[start Material shown]

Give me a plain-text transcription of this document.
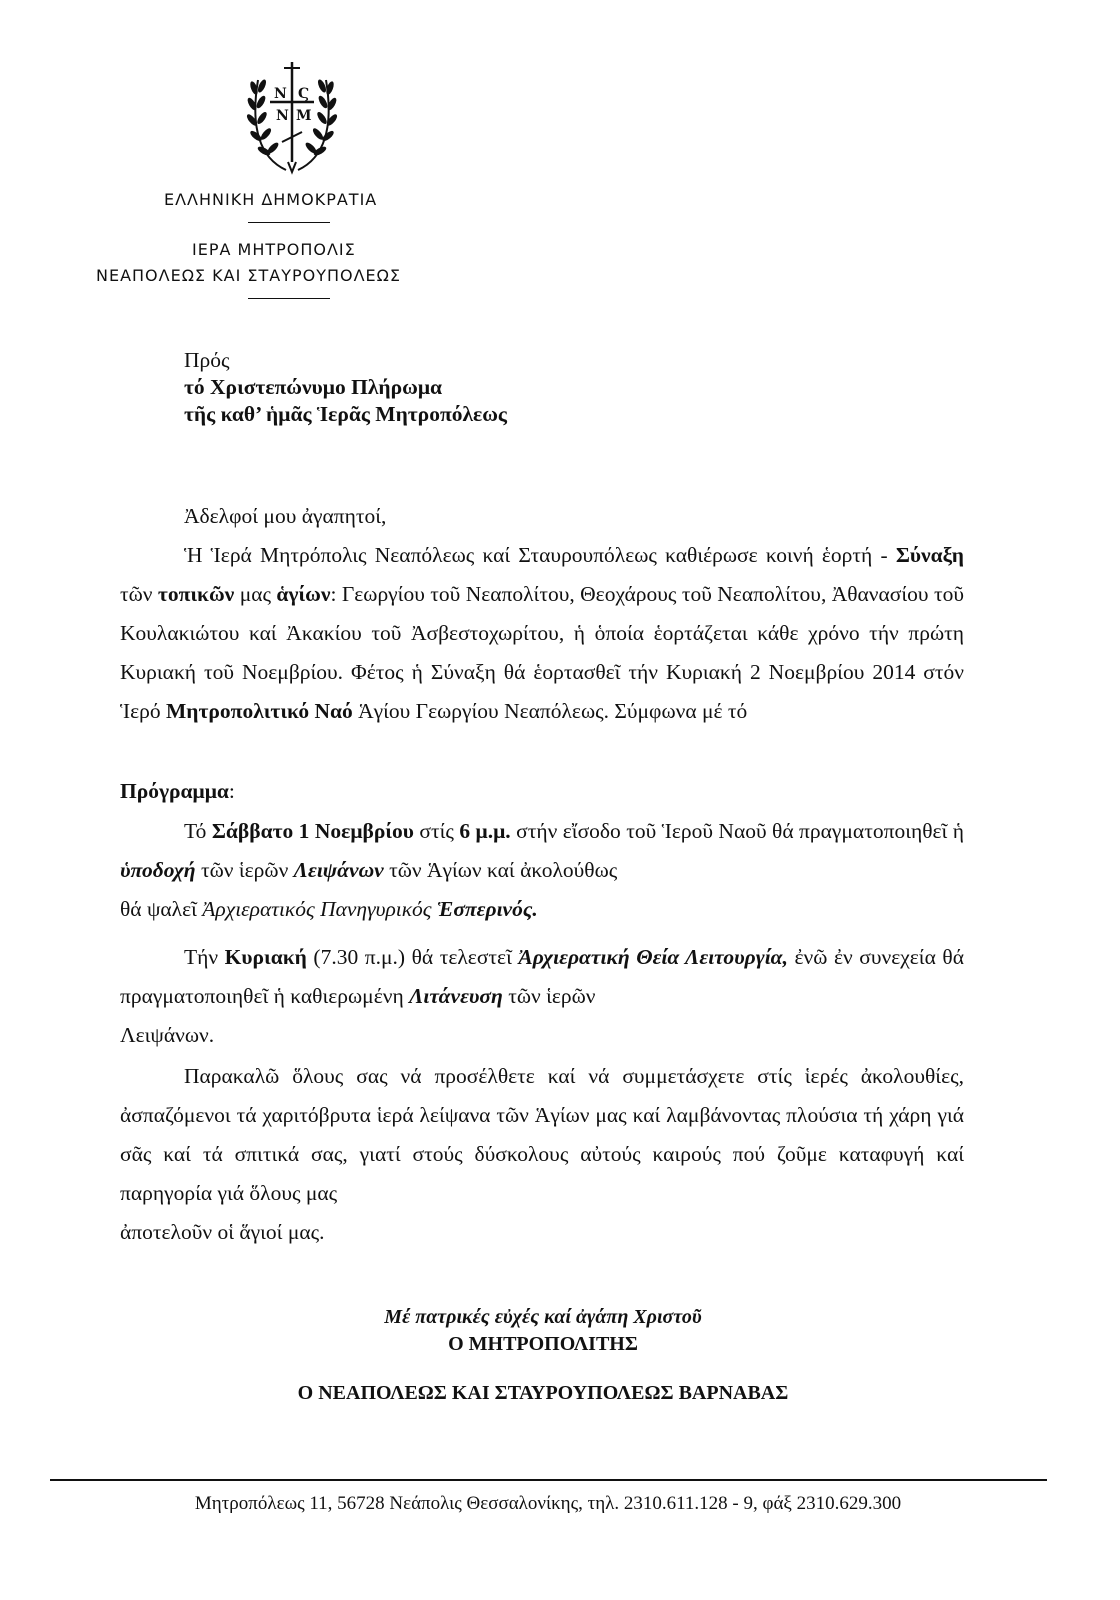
N Ϛ
Ν Μ
ΕΛΛΗΝΙΚΗ ΔΗΜΟΚΡΑΤΙΑ
ΙΕΡΑ ΜΗΤΡΟΠΟΛΙΣ
ΝΕΑΠΟΛΕΩΣ ΚΑΙ ΣΤΑΥΡΟΥΠΟΛΕΩΣ
Πρός
τό Χριστεπώνυμο Πλήρωμα
τῆς καθ’ ἡμᾶς Ἱερᾶς Μητροπόλεως
Ἀδελφοί μου ἀγαπητοί,
Ἡ Ἱερά Μητρόπολις Νεαπόλεως καί Σταυρουπόλεως καθιέρωσε κοινή ἑορτή - Σύναξη τῶν τοπικῶν μας ἁγίων: Γεωργίου τοῦ Νεαπολίτου, Θεοχάρους τοῦ Νεαπολίτου, Ἀθανασίου τοῦ Κουλακιώτου καί Ἀκακίου τοῦ Ἀσβεστοχωρίτου, ἡ ὁποία ἑορτάζεται κάθε χρόνο τήν πρώτη Κυριακή τοῦ Νοεμβρίου. Φέτος ἡ Σύναξη θά ἑορτασθεῖ τήν Κυριακή 2 Νοεμβρίου 2014 στόν Ἱερό Μητροπολιτικό Ναό Ἁγίου Γεωργίου Νεαπόλεως. Σύμφωνα μέ τό
Πρόγραμμα:
Τό Σάββατο 1 Νοεμβρίου στίς 6 μ.μ. στήν εἴσοδο τοῦ Ἱεροῦ Ναοῦ θά πραγματοποιηθεῖ ἡ ὑποδοχή τῶν ἱερῶν Λειψάνων τῶν Ἁγίων καί ἀκολούθως
θά ψαλεῖ Ἀρχιερατικός Πανηγυρικός Ἑσπερινός.
Τήν Κυριακή (7.30 π.μ.) θά τελεστεῖ Ἀρχιερατική Θεία Λειτουργία, ἐνῶ ἐν συνεχεία θά πραγματοποιηθεῖ ἡ καθιερωμένη Λιτάνευση τῶν ἱερῶν
Λειψάνων.
Παρακαλῶ ὅλους σας νά προσέλθετε καί νά συμμετάσχετε στίς ἱερές ἀκολουθίες, ἀσπαζόμενοι τά χαριτόβρυτα ἱερά λείψανα τῶν Ἁγίων μας καί λαμβάνοντας πλούσια τή χάρη γιά σᾶς καί τά σπιτικά σας, γιατί στούς δύσκολους αὐτούς καιρούς πού ζοῦμε καταφυγή καί παρηγορία γιά ὅλους μας
ἀποτελοῦν οἱ ἅγιοί μας.
Μέ πατρικές εὐχές καί ἀγάπη Χριστοῦ
Ο ΜΗΤΡΟΠΟΛΙΤΗΣ
Ο ΝΕΑΠΟΛΕΩΣ ΚΑΙ ΣΤΑΥΡΟΥΠΟΛΕΩΣ ΒΑΡΝΑΒΑΣ
Μητροπόλεως 11, 56728 Νεάπολις Θεσσαλονίκης, τηλ. 2310.611.128 - 9, φάξ 2310.629.300
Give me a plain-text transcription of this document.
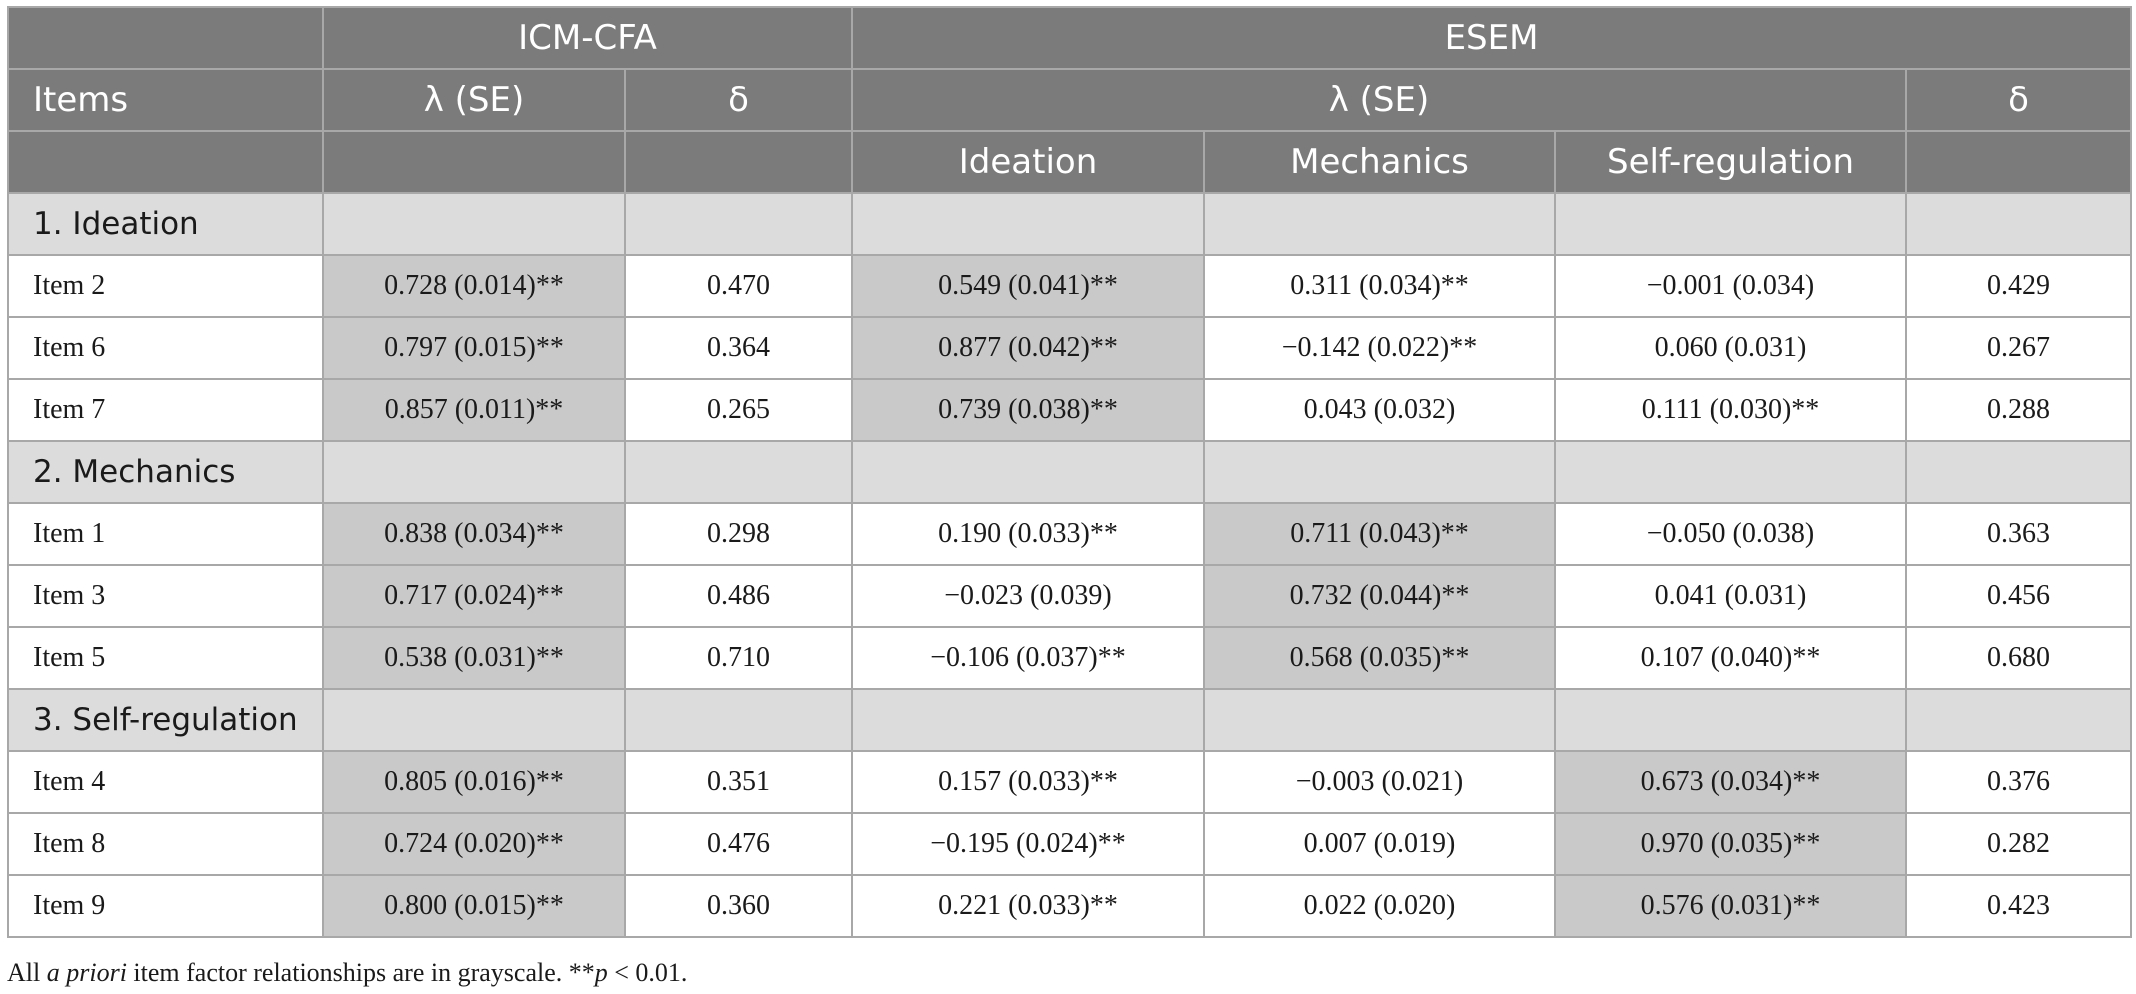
	ICM-CFA		ESEM			
Items	λ (SE)	δ	λ (SE)			δ
			Ideation	Mechanics	Self-regulation	
1. Ideation						
Item 2	0.728 (0.014)**	0.470	0.549 (0.041)**	0.311 (0.034)**	−0.001 (0.034)	0.429
Item 6	0.797 (0.015)**	0.364	0.877 (0.042)**	−0.142 (0.022)**	0.060 (0.031)	0.267
Item 7	0.857 (0.011)**	0.265	0.739 (0.038)**	0.043 (0.032)	0.111 (0.030)**	0.288
2. Mechanics						
Item 1	0.838 (0.034)**	0.298	0.190 (0.033)**	0.711 (0.043)**	−0.050 (0.038)	0.363
Item 3	0.717 (0.024)**	0.486	−0.023 (0.039)	0.732 (0.044)**	0.041 (0.031)	0.456
Item 5	0.538 (0.031)**	0.710	−0.106 (0.037)**	0.568 (0.035)**	0.107 (0.040)**	0.680
3. Self-regulation						
Item 4	0.805 (0.016)**	0.351	0.157 (0.033)**	−0.003 (0.021)	0.673 (0.034)**	0.376
Item 8	0.724 (0.020)**	0.476	−0.195 (0.024)**	0.007 (0.019)	0.970 (0.035)**	0.282
Item 9	0.800 (0.015)**	0.360	0.221 (0.033)**	0.022 (0.020)	0.576 (0.031)**	0.423

All a priori item factor relationships are in grayscale. **p < 0.01.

[end Material shown]

[Aim]: Your answer should be only the number of lines that hold the word "Ideation".

[Complete answer]: 2